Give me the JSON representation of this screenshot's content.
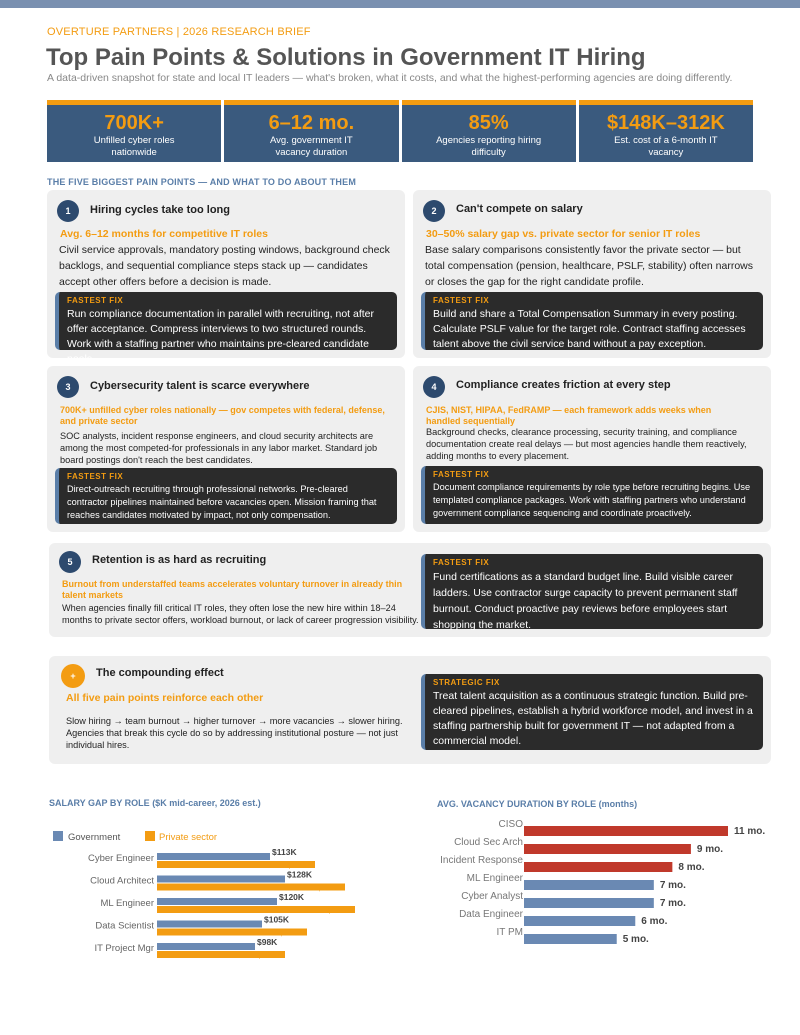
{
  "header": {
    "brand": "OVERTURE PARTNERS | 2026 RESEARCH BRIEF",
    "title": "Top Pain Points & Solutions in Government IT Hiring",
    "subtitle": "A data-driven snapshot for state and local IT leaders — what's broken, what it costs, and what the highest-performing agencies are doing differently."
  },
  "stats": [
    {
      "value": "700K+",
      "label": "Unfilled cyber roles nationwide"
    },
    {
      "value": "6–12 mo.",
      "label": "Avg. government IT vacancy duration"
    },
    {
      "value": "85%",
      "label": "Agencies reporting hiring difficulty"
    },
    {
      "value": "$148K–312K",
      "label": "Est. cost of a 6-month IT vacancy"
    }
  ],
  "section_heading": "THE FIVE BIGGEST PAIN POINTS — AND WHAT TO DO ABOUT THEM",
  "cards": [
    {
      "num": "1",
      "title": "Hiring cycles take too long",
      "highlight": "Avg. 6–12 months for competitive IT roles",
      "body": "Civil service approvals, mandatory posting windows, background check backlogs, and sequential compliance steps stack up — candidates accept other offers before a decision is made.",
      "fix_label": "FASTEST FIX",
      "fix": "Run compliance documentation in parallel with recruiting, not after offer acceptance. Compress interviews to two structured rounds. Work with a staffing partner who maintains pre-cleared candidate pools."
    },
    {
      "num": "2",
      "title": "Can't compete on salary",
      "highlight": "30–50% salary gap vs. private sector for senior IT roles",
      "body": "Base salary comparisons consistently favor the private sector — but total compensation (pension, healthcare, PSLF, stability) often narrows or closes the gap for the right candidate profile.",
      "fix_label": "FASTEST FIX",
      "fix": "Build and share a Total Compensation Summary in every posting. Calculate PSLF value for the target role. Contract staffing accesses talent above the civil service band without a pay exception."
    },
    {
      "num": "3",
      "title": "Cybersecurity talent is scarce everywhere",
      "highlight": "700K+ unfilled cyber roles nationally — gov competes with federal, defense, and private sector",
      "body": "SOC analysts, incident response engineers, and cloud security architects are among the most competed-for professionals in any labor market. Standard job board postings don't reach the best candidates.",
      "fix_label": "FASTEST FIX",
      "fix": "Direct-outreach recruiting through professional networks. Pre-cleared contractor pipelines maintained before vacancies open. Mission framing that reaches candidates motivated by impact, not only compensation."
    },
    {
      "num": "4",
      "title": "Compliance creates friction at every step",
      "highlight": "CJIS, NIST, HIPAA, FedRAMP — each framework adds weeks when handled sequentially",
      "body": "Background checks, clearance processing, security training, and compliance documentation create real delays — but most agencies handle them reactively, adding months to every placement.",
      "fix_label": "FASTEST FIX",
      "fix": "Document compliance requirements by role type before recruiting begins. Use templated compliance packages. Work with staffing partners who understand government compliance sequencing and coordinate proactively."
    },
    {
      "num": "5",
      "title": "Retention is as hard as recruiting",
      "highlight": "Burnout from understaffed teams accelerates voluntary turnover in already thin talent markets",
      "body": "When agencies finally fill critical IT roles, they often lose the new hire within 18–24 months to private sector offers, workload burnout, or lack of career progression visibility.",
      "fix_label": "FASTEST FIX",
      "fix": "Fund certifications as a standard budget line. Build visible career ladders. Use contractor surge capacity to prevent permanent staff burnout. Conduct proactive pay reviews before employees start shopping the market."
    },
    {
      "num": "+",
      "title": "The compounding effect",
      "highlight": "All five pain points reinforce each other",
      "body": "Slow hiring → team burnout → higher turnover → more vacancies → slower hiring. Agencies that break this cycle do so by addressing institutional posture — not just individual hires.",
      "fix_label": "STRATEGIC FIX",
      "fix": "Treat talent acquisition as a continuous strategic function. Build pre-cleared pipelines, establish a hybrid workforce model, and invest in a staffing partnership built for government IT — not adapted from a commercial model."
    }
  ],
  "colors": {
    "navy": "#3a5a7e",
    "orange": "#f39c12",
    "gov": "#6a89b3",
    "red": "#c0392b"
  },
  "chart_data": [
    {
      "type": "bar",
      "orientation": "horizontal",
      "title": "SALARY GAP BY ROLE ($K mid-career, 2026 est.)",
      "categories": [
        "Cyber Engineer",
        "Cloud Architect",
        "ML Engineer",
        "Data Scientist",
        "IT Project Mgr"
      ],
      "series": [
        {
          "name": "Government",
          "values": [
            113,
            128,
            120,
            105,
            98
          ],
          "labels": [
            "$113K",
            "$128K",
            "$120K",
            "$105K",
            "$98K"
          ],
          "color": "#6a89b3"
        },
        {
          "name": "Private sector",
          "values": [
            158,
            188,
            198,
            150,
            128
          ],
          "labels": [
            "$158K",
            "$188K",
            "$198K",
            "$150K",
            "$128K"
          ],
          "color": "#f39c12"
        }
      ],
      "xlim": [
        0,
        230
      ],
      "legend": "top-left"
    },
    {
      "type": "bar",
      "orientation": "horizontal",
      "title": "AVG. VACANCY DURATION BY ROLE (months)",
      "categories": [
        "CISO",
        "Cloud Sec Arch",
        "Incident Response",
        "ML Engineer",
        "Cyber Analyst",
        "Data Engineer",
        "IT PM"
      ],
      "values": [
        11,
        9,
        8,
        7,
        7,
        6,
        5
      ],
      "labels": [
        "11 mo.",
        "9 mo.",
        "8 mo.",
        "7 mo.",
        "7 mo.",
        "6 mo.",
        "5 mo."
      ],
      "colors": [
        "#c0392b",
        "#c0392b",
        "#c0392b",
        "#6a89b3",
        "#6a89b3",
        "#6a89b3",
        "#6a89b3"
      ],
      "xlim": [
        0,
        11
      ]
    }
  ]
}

---

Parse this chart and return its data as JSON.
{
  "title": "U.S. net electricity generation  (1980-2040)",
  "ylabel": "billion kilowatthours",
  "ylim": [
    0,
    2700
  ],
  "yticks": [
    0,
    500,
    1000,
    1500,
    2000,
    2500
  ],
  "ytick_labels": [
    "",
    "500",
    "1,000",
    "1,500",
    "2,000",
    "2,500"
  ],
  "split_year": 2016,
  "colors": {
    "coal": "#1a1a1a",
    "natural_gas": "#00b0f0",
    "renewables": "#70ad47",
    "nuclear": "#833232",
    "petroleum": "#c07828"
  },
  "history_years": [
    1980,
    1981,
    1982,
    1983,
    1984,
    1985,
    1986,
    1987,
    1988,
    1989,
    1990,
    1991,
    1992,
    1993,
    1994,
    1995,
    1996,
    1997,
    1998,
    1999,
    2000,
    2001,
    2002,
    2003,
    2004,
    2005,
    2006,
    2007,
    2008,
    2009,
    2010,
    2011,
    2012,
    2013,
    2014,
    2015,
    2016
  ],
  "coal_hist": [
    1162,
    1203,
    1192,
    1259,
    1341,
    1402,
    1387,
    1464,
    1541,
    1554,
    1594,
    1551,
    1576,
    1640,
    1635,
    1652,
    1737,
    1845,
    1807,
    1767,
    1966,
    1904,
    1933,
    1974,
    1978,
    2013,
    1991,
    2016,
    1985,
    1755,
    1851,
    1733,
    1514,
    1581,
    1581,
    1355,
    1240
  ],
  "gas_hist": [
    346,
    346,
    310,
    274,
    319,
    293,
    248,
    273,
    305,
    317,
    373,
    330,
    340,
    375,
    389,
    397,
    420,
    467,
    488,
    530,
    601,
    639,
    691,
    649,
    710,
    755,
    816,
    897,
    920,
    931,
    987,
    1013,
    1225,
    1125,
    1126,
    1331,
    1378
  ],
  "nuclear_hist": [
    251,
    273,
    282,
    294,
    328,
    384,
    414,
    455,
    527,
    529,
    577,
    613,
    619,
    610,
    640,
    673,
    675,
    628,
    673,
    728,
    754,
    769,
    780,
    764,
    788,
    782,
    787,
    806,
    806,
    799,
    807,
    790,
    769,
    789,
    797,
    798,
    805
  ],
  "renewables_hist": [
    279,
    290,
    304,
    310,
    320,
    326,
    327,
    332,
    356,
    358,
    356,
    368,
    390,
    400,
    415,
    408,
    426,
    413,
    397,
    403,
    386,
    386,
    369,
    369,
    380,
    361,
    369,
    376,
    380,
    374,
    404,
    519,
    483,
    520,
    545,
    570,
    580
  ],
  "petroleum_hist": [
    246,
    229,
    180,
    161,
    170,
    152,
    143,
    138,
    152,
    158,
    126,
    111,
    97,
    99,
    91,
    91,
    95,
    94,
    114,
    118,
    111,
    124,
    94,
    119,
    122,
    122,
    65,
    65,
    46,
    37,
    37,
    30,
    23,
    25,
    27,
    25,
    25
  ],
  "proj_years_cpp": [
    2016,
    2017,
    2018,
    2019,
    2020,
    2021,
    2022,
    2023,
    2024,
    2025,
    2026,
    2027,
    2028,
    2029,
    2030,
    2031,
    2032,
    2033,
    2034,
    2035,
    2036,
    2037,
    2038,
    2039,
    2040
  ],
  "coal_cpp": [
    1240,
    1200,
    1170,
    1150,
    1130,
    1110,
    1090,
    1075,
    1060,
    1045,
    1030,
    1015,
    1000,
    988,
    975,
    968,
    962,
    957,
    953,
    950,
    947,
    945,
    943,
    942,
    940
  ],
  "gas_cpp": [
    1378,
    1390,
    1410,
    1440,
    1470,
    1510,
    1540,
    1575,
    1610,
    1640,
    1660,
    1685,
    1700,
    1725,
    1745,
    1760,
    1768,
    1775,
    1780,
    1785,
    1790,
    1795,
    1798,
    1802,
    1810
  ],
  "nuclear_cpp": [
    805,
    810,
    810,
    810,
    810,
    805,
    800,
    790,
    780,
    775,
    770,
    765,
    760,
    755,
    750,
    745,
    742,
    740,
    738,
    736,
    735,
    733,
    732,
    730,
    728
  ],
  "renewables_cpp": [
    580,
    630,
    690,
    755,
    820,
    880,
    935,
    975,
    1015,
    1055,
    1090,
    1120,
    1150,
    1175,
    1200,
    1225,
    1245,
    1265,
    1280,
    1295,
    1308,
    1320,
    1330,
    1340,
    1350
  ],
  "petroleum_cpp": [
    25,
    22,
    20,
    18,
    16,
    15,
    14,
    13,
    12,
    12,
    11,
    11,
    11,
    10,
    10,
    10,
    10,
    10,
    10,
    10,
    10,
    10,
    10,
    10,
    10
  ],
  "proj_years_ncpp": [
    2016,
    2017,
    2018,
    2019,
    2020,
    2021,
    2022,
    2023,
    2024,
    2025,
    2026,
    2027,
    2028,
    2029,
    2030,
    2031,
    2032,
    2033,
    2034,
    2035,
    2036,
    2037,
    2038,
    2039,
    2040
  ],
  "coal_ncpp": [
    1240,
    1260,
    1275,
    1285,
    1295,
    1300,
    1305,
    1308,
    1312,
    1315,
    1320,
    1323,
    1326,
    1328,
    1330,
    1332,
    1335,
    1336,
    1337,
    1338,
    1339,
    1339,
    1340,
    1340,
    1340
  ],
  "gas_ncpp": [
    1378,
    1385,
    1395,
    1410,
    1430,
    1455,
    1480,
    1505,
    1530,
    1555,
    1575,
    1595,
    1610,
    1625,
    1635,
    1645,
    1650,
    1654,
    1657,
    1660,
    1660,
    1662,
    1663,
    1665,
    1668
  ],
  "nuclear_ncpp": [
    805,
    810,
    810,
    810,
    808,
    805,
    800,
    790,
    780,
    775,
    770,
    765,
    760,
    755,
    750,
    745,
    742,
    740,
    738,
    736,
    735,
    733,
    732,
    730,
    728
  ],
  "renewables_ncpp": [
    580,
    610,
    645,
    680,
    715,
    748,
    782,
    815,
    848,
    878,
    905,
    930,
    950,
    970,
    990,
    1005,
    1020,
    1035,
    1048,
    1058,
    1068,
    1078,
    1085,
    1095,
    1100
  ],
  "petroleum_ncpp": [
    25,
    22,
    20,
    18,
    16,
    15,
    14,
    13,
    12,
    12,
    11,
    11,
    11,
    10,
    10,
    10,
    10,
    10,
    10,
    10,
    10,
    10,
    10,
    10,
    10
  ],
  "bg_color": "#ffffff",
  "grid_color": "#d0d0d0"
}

■ **What to do**
Scan the material above. Copy each line where "from" occurs.

■ **Task response**
      "highlight": "Burnout from understaffed teams accelerates voluntary turnover in already thin talent markets",
      "fix": "Treat talent acquisition as a continuous strategic function. Build pre-cleared pipelines, establish a hybrid workforce model, and invest in a staffing partnership built for government IT — not adapted from a commercial model."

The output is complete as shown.